_INSTRUCTIONS TO FOLLOW_: Find the lines that hold the word "type" and return them.

_RECORDS TO PROCESS_:
↓↓↓
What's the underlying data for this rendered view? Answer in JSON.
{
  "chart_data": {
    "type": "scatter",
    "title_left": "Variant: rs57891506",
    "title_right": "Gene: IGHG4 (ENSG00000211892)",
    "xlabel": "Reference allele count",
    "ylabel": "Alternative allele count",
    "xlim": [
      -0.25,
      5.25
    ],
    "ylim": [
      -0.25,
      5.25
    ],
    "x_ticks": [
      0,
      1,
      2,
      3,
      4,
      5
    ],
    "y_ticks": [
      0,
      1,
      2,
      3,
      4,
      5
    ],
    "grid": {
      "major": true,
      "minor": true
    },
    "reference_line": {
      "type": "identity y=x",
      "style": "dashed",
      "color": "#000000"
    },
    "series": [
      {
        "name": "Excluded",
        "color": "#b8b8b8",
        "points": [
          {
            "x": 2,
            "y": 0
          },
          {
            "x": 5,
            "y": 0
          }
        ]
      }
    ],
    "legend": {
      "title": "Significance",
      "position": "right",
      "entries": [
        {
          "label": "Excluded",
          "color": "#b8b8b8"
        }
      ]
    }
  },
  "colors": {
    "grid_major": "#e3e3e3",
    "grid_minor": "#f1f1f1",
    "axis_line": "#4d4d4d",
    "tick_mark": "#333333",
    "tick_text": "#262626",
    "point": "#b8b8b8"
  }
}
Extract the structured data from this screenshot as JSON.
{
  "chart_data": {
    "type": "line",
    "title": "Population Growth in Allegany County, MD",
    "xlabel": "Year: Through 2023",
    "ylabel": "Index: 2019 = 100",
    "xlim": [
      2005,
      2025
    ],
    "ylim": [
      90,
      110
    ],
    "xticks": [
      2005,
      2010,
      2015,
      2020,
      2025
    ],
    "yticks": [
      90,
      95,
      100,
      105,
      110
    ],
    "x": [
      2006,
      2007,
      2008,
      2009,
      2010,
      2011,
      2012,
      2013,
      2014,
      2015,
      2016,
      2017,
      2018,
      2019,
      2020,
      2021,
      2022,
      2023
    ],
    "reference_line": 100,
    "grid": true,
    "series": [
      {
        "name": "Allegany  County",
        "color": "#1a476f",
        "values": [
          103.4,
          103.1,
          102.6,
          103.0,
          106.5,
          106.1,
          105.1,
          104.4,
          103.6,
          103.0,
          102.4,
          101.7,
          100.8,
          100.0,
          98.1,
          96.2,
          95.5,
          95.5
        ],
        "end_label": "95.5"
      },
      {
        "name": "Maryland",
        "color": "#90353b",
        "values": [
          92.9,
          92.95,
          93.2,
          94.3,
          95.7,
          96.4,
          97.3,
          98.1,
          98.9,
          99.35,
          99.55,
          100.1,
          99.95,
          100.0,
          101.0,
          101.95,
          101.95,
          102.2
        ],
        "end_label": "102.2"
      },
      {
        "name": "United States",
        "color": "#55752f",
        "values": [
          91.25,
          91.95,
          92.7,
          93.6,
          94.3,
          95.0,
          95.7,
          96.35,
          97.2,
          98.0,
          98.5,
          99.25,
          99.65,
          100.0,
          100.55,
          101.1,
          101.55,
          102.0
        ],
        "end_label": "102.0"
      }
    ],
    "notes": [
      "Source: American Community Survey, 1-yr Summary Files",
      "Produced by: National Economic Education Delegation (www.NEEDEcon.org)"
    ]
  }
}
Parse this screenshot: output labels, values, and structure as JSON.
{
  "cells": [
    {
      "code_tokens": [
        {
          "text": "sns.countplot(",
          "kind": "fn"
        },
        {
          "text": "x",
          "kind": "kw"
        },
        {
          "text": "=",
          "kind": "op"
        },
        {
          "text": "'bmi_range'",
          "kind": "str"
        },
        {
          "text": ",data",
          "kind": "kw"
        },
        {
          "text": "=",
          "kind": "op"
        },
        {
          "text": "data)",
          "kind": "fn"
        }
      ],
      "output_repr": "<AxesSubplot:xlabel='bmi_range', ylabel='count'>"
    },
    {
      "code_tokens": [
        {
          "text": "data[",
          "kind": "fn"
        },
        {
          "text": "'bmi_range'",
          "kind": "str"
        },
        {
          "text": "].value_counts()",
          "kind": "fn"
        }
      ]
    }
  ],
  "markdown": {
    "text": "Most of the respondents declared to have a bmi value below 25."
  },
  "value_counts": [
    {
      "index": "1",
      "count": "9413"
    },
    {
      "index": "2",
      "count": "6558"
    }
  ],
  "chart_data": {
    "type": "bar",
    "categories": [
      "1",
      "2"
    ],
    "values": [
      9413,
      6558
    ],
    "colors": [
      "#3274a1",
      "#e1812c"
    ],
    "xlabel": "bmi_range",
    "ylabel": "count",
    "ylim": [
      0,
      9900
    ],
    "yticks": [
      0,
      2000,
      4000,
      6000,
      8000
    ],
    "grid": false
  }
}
↑↑↑
_THE COMPLETED TASK_:
    "type": "scatter",
      "type": "identity y=x",
    "type": "line",
    "type": "bar",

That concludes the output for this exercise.